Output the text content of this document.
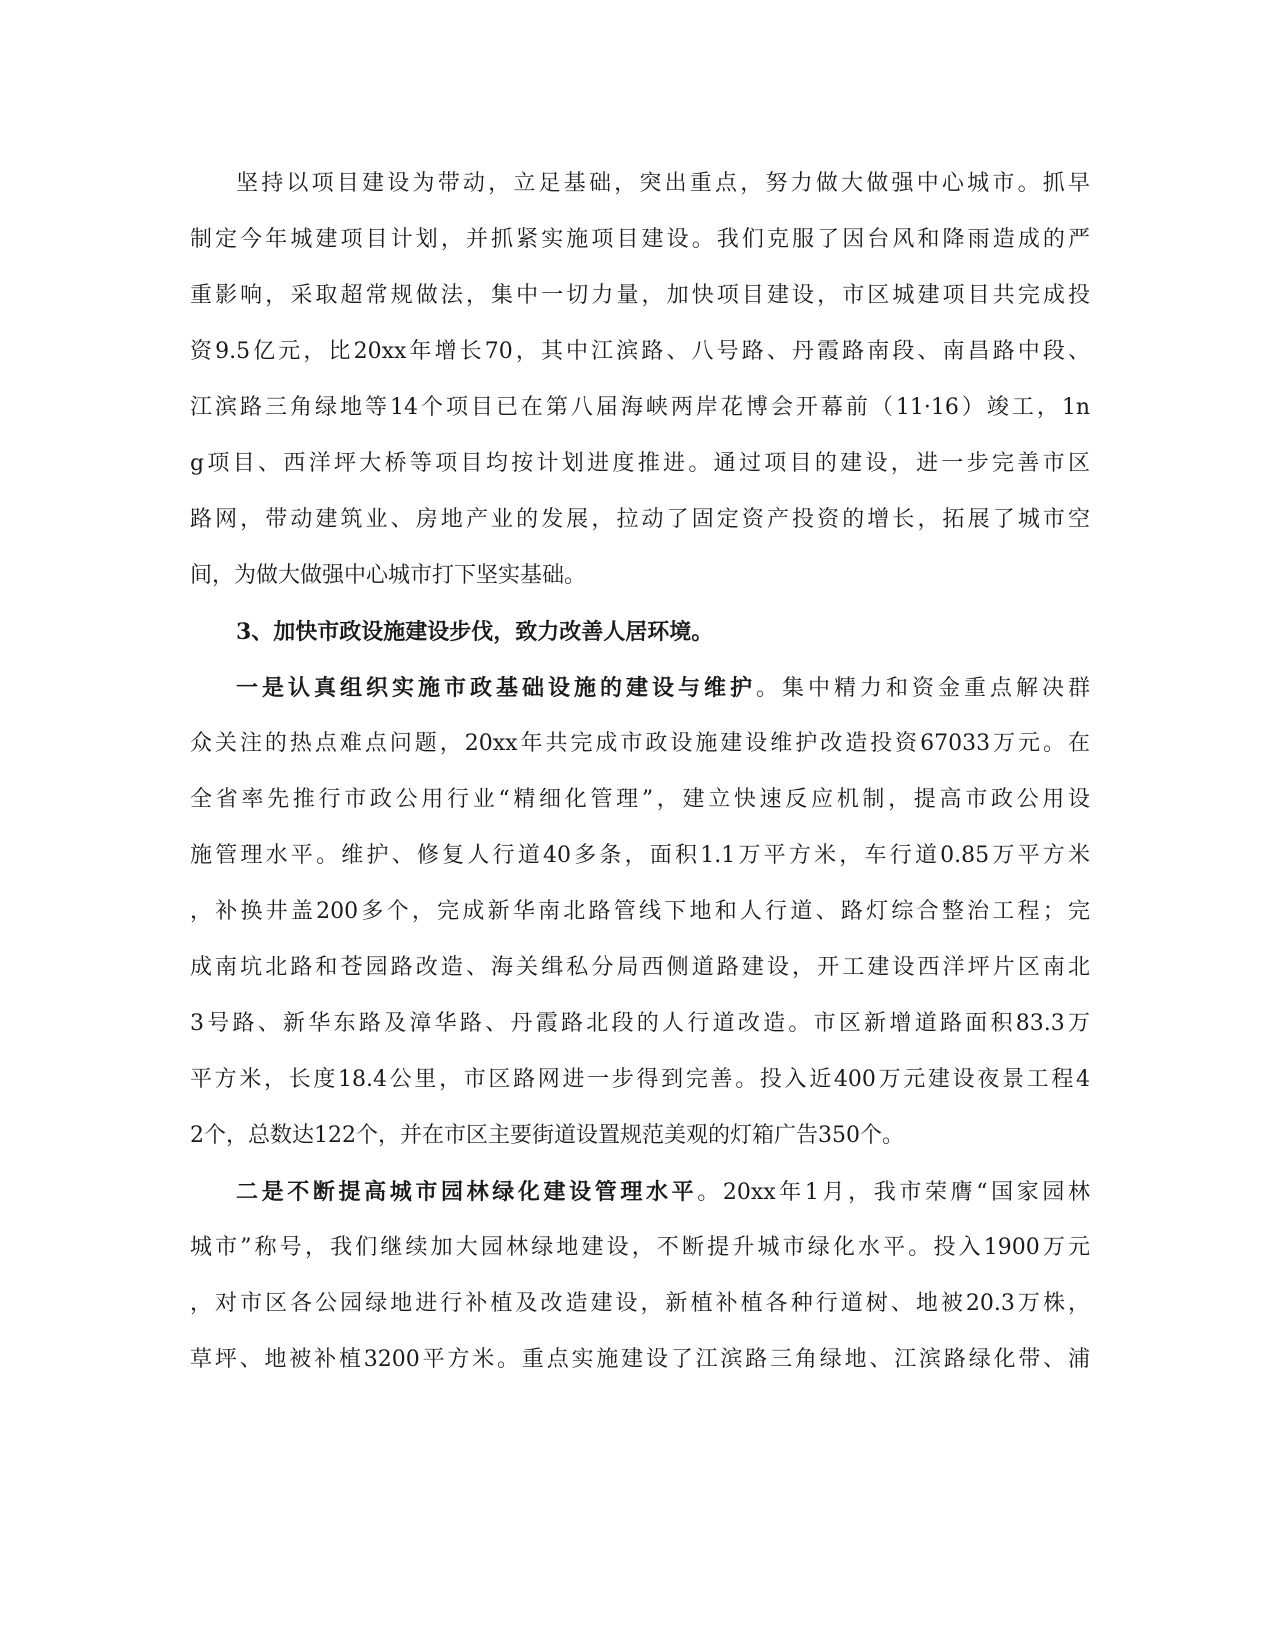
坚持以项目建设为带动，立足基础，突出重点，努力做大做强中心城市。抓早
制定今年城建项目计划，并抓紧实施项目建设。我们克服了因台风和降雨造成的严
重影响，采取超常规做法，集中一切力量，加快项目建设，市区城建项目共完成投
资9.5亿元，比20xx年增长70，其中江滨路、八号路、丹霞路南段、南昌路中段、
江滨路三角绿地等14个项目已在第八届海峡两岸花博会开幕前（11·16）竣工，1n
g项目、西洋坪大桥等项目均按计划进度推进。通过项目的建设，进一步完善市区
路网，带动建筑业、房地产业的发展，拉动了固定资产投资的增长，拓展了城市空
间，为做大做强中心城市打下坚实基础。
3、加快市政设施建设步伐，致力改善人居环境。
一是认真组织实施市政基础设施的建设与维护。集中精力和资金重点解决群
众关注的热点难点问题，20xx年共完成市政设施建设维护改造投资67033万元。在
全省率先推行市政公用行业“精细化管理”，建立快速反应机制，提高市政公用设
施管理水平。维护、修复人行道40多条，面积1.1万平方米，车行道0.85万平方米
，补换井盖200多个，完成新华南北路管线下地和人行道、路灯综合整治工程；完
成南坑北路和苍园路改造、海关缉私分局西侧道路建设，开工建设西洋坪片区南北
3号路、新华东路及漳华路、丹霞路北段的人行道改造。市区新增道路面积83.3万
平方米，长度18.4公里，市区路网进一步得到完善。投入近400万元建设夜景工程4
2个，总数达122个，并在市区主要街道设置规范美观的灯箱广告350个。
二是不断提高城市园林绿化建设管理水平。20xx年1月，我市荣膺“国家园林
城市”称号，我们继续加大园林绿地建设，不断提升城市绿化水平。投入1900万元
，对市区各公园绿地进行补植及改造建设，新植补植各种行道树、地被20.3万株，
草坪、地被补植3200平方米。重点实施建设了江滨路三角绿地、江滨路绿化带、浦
────
Without the pictures, extract every entry verbatim.

Output the text content of this document.
坚持以项目建设为带动，立足基础，突出重点，努力做大做强中心城市。抓早
制定今年城建项目计划，并抓紧实施项目建设。我们克服了因台风和降雨造成的严
重影响，采取超常规做法，集中一切力量，加快项目建设，市区城建项目共完成投
资9.5亿元，比20xx年增长70，其中江滨路、八号路、丹霞路南段、南昌路中段、
江滨路三角绿地等14个项目已在第八届海峡两岸花博会开幕前（11·16）竣工，1n
g项目、西洋坪大桥等项目均按计划进度推进。通过项目的建设，进一步完善市区
路网，带动建筑业、房地产业的发展，拉动了固定资产投资的增长，拓展了城市空
间，为做大做强中心城市打下坚实基础。
3、加快市政设施建设步伐，致力改善人居环境。
一是认真组织实施市政基础设施的建设与维护。集中精力和资金重点解决群
众关注的热点难点问题，20xx年共完成市政设施建设维护改造投资67033万元。在
全省率先推行市政公用行业“精细化管理”，建立快速反应机制，提高市政公用设
施管理水平。维护、修复人行道40多条，面积1.1万平方米，车行道0.85万平方米
，补换井盖200多个，完成新华南北路管线下地和人行道、路灯综合整治工程；完
成南坑北路和苍园路改造、海关缉私分局西侧道路建设，开工建设西洋坪片区南北
3号路、新华东路及漳华路、丹霞路北段的人行道改造。市区新增道路面积83.3万
平方米，长度18.4公里，市区路网进一步得到完善。投入近400万元建设夜景工程4
2个，总数达122个，并在市区主要街道设置规范美观的灯箱广告350个。
二是不断提高城市园林绿化建设管理水平。20xx年1月，我市荣膺“国家园林
城市”称号，我们继续加大园林绿地建设，不断提升城市绿化水平。投入1900万元
，对市区各公园绿地进行补植及改造建设，新植补植各种行道树、地被20.3万株，
草坪、地被补植3200平方米。重点实施建设了江滨路三角绿地、江滨路绿化带、浦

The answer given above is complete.